[Rows from a figure dataset]
------------------------------------

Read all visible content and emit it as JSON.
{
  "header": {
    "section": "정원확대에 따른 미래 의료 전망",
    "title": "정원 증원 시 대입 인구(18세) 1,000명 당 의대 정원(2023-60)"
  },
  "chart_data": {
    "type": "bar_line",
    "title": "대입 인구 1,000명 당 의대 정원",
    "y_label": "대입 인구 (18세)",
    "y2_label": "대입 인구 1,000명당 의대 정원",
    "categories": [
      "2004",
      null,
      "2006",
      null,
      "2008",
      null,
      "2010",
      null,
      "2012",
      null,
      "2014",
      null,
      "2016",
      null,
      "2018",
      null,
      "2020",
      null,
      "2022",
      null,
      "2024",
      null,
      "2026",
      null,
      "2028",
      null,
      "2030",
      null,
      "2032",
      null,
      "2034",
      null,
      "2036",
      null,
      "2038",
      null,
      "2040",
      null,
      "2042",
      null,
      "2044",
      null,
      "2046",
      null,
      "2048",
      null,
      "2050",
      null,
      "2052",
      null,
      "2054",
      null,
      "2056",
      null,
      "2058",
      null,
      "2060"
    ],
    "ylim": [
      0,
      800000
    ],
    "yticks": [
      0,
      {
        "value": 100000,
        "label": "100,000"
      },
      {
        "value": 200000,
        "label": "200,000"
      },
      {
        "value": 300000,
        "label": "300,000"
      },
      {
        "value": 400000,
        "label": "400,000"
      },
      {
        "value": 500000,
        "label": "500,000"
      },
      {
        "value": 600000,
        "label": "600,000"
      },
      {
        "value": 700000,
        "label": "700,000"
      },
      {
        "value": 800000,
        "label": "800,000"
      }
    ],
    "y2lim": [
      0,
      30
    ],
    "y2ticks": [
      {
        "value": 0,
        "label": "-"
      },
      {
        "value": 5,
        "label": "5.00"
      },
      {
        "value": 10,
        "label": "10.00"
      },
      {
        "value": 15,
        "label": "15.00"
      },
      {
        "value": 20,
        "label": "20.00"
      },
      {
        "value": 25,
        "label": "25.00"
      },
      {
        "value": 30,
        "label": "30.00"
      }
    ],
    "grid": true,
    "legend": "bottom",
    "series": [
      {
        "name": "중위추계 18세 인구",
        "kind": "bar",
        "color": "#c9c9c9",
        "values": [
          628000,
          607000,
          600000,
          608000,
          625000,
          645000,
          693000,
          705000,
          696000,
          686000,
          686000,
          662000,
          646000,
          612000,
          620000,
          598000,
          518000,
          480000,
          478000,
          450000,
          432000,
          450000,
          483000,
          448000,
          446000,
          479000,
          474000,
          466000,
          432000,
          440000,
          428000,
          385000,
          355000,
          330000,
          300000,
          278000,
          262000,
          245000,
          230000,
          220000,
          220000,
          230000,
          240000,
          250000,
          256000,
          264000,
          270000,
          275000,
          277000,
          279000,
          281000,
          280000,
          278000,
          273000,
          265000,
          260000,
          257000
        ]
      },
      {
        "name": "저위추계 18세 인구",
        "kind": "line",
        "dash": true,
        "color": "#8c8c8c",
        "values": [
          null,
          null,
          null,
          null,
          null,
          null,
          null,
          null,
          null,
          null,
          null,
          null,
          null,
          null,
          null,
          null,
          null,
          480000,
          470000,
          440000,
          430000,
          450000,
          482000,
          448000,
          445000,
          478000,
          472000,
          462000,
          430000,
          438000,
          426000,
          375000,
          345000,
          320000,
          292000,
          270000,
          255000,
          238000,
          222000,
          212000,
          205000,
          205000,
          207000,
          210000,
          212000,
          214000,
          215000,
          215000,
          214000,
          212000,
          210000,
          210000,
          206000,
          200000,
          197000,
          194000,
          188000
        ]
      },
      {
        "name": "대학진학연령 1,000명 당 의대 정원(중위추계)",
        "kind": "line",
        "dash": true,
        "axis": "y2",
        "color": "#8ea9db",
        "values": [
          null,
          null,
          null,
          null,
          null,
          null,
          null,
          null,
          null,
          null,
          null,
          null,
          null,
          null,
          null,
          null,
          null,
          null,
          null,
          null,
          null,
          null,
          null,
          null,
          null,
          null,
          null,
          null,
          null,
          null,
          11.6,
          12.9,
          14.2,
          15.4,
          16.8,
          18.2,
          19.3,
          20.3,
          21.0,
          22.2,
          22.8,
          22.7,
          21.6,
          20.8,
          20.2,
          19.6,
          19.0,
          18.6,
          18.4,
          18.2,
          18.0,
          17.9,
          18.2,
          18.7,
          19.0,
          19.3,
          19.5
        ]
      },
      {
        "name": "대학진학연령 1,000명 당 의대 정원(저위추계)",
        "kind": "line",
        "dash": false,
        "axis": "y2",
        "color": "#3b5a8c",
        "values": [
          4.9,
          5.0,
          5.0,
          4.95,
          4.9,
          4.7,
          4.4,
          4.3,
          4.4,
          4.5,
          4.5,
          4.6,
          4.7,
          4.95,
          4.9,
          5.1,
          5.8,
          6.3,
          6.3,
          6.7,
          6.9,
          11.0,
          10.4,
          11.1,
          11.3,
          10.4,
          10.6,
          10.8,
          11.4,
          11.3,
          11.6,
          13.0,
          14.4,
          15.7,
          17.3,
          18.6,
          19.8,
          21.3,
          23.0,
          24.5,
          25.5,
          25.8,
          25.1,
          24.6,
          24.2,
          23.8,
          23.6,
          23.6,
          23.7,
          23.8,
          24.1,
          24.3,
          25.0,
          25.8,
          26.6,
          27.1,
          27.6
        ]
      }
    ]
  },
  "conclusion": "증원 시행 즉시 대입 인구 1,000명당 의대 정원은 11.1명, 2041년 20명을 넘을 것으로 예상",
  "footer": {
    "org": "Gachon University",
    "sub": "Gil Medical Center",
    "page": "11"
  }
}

------------------------------------

■ THE EXERCISE ■
Go through the records above, find every line with the word "저위추계", and list those lines.

■ EXPECTED OUTPUT ■
        "name": "저위추계 18세 인구",
        "name": "대학진학연령 1,000명 당 의대 정원(저위추계)",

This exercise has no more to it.